## Objective
From the listing below, return each line that includes "Output".
◆ ◆ ◆ ◆ ◆
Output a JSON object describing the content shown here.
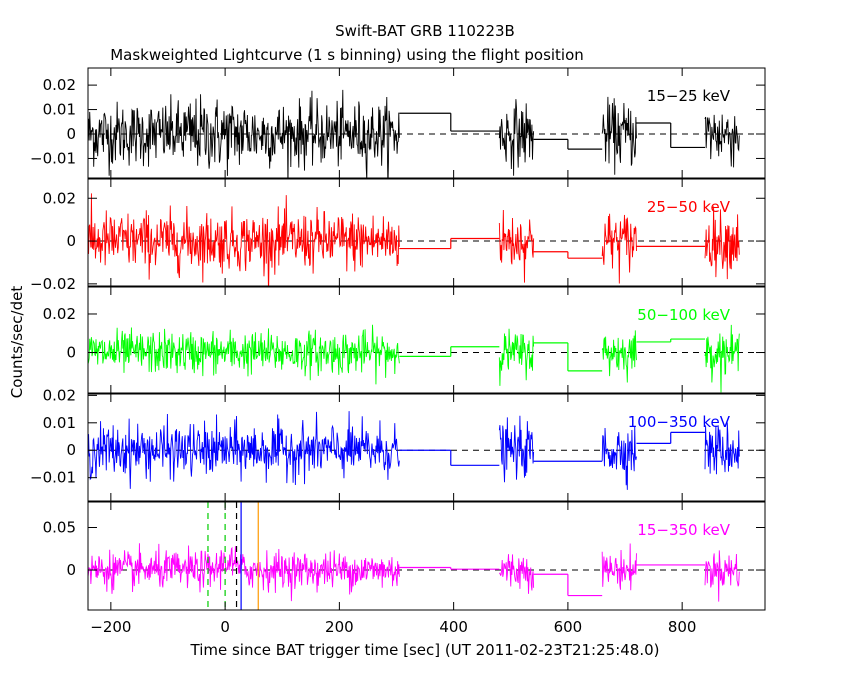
{
  "chart_data": {
    "type": "line",
    "title": "Swift-BAT GRB 110223B",
    "subtitle": "Maskweighted Lightcurve (1 s binning) using the flight position",
    "xlabel": "Time since BAT trigger time [sec] (UT 2011-02-23T21:25:48.0)",
    "ylabel": "Counts/sec/det",
    "xlim": [
      -240,
      945
    ],
    "xticks": [
      -200,
      0,
      200,
      400,
      600,
      800
    ],
    "xtick_labels": [
      "−200",
      "0",
      "200",
      "400",
      "600",
      "800"
    ],
    "panels": [
      {
        "name": "15−25 keV",
        "color": "#000000",
        "ylim": [
          -0.018,
          0.027
        ],
        "yticks": [
          0.02,
          0.01,
          0,
          -0.01
        ],
        "ytick_labels": [
          "0.02",
          "0.01",
          "0",
          "−0.01"
        ],
        "noise_sigma": 0.0065,
        "dense_segments": [
          [
            -240,
            305
          ],
          [
            480,
            540
          ],
          [
            660,
            720
          ],
          [
            840,
            900
          ]
        ],
        "steps": [
          [
            305,
            395,
            0.0085
          ],
          [
            395,
            480,
            0.0012
          ],
          [
            540,
            600,
            -0.0022
          ],
          [
            600,
            660,
            -0.0062
          ],
          [
            720,
            780,
            0.0045
          ],
          [
            780,
            840,
            -0.0055
          ]
        ]
      },
      {
        "name": "25−50 keV",
        "color": "#ff0000",
        "ylim": [
          -0.021,
          0.029
        ],
        "yticks": [
          0.02,
          0,
          -0.02
        ],
        "ytick_labels": [
          "0.02",
          "0",
          "−0.02"
        ],
        "noise_sigma": 0.0068,
        "dense_segments": [
          [
            -240,
            305
          ],
          [
            480,
            540
          ],
          [
            660,
            720
          ],
          [
            840,
            900
          ]
        ],
        "steps": [
          [
            305,
            395,
            -0.0035
          ],
          [
            395,
            480,
            0.0012
          ],
          [
            540,
            600,
            -0.005
          ],
          [
            600,
            660,
            -0.008
          ],
          [
            720,
            780,
            -0.0025
          ],
          [
            780,
            840,
            -0.0025
          ]
        ]
      },
      {
        "name": "50−100 keV",
        "color": "#00ff00",
        "ylim": [
          -0.021,
          0.034
        ],
        "yticks": [
          0.02,
          0
        ],
        "ytick_labels": [
          "0.02",
          "0"
        ],
        "noise_sigma": 0.0055,
        "dense_segments": [
          [
            -240,
            305
          ],
          [
            480,
            540
          ],
          [
            660,
            720
          ],
          [
            840,
            900
          ]
        ],
        "steps": [
          [
            305,
            395,
            -0.002
          ],
          [
            395,
            480,
            0.003
          ],
          [
            540,
            600,
            0.005
          ],
          [
            600,
            660,
            -0.0095
          ],
          [
            720,
            780,
            0.0055
          ],
          [
            780,
            840,
            0.007
          ]
        ]
      },
      {
        "name": "100−350 keV",
        "color": "#0000ff",
        "ylim": [
          -0.0185,
          0.0205
        ],
        "yticks": [
          0.02,
          0.01,
          0,
          -0.01
        ],
        "ytick_labels": [
          "0.02",
          "0.01",
          "0",
          "−0.01"
        ],
        "noise_sigma": 0.0048,
        "dense_segments": [
          [
            -240,
            305
          ],
          [
            480,
            540
          ],
          [
            660,
            720
          ],
          [
            840,
            900
          ]
        ],
        "steps": [
          [
            305,
            395,
            0.0
          ],
          [
            395,
            480,
            -0.0055
          ],
          [
            540,
            600,
            -0.004
          ],
          [
            600,
            660,
            -0.004
          ],
          [
            720,
            780,
            0.0025
          ],
          [
            780,
            840,
            0.0065
          ]
        ]
      },
      {
        "name": "15−350 keV",
        "color": "#ff00ff",
        "ylim": [
          -0.047,
          0.08
        ],
        "yticks": [
          0.05,
          0
        ],
        "ytick_labels": [
          "0.05",
          "0"
        ],
        "noise_sigma": 0.011,
        "dense_segments": [
          [
            -240,
            305
          ],
          [
            480,
            540
          ],
          [
            660,
            720
          ],
          [
            840,
            900
          ]
        ],
        "steps": [
          [
            305,
            395,
            0.003
          ],
          [
            395,
            480,
            0.001
          ],
          [
            540,
            600,
            -0.005
          ],
          [
            600,
            660,
            -0.03
          ],
          [
            720,
            780,
            0.006
          ],
          [
            780,
            840,
            0.006
          ]
        ],
        "markers": [
          {
            "x": -30,
            "color": "#00cc00",
            "style": "dashed"
          },
          {
            "x": 0,
            "color": "#00cc00",
            "style": "dashed"
          },
          {
            "x": 20,
            "color": "#000000",
            "style": "dashed"
          },
          {
            "x": 28,
            "color": "#0000ff",
            "style": "solid"
          },
          {
            "x": 58,
            "color": "#ff9900",
            "style": "solid"
          }
        ]
      }
    ],
    "grid": false
  }
}
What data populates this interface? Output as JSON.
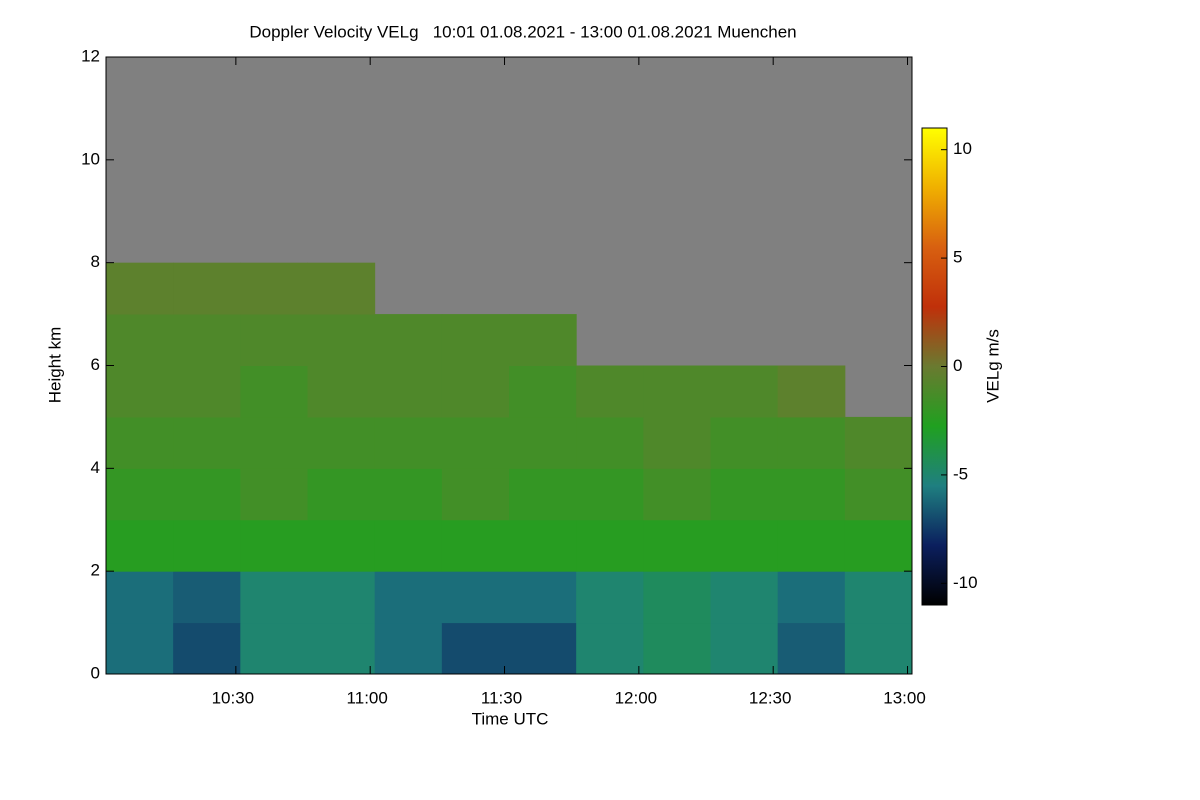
{
  "chart_data": {
    "type": "heatmap",
    "title": "Doppler Velocity VELg   10:01 01.08.2021 - 13:00 01.08.2021 Muenchen",
    "x_label": "Time UTC",
    "y_label": "Height km",
    "colorbar_label": "VELg m/s",
    "xlim": [
      601,
      781
    ],
    "xticks": [
      {
        "value": 630,
        "label": "10:30"
      },
      {
        "value": 660,
        "label": "11:00"
      },
      {
        "value": 690,
        "label": "11:30"
      },
      {
        "value": 720,
        "label": "12:00"
      },
      {
        "value": 750,
        "label": "12:30"
      },
      {
        "value": 780,
        "label": "13:00"
      }
    ],
    "ylim": [
      0,
      12
    ],
    "yticks": [
      0,
      2,
      4,
      6,
      8,
      10,
      12
    ],
    "zlim": [
      -11,
      11
    ],
    "zticks": [
      -10,
      -5,
      0,
      5,
      10
    ],
    "colormap": [
      "#000000",
      "#0b1f5e",
      "#1f7f80",
      "#20a020",
      "#6a7a30",
      "#c0300a",
      "#d86010",
      "#f0b000",
      "#ffff00"
    ],
    "nodata_color": "#808080",
    "xbins": [
      601,
      616,
      631,
      646,
      661,
      676,
      691,
      706,
      721,
      736,
      751,
      766,
      781
    ],
    "ybins": [
      0,
      1,
      2,
      3,
      4,
      5,
      6,
      7,
      8,
      9,
      10,
      11,
      12
    ],
    "z": [
      [
        -6,
        -7,
        -5,
        -5,
        -6,
        -7,
        -7,
        -5,
        -4.5,
        -5,
        -6.5,
        -5
      ],
      [
        -6,
        -6.5,
        -5,
        -5,
        -6,
        -6,
        -6,
        -5,
        -4.5,
        -5,
        -6,
        -5
      ],
      [
        -2.5,
        -2.5,
        -2.5,
        -2.5,
        -2.5,
        -2.5,
        -2.5,
        -2.5,
        -2.5,
        -2.5,
        -2.5,
        -2.5
      ],
      [
        -2,
        -2,
        -1.5,
        -2,
        -2,
        -1.5,
        -2,
        -2,
        -1.5,
        -2,
        -2,
        -1.5
      ],
      [
        -1.5,
        -1.5,
        -1.5,
        -1.5,
        -1.5,
        -1.5,
        -1.5,
        -1.5,
        -1,
        -1.5,
        -1.5,
        -1
      ],
      [
        -1,
        -1,
        -1.5,
        -1,
        -1,
        -1,
        -1.5,
        -1,
        -1,
        -1,
        -0.5,
        null
      ],
      [
        -1,
        -1,
        -1,
        -1,
        -1,
        -1,
        -1,
        null,
        null,
        null,
        null,
        null
      ],
      [
        -0.5,
        -0.5,
        -0.5,
        -0.5,
        null,
        null,
        null,
        null,
        null,
        null,
        null,
        null
      ],
      [
        null,
        null,
        null,
        null,
        null,
        null,
        null,
        null,
        null,
        null,
        null,
        null
      ],
      [
        null,
        null,
        null,
        null,
        null,
        null,
        null,
        null,
        null,
        null,
        null,
        null
      ],
      [
        null,
        null,
        null,
        null,
        null,
        null,
        null,
        null,
        null,
        null,
        null,
        null
      ],
      [
        null,
        null,
        null,
        null,
        null,
        null,
        null,
        null,
        null,
        null,
        null,
        null
      ]
    ]
  }
}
◆ ◆ ◆ ◆ ◆
## Exercise result
Output a JSON object describing the content shown here.
What data populates this interface? Output as JSON.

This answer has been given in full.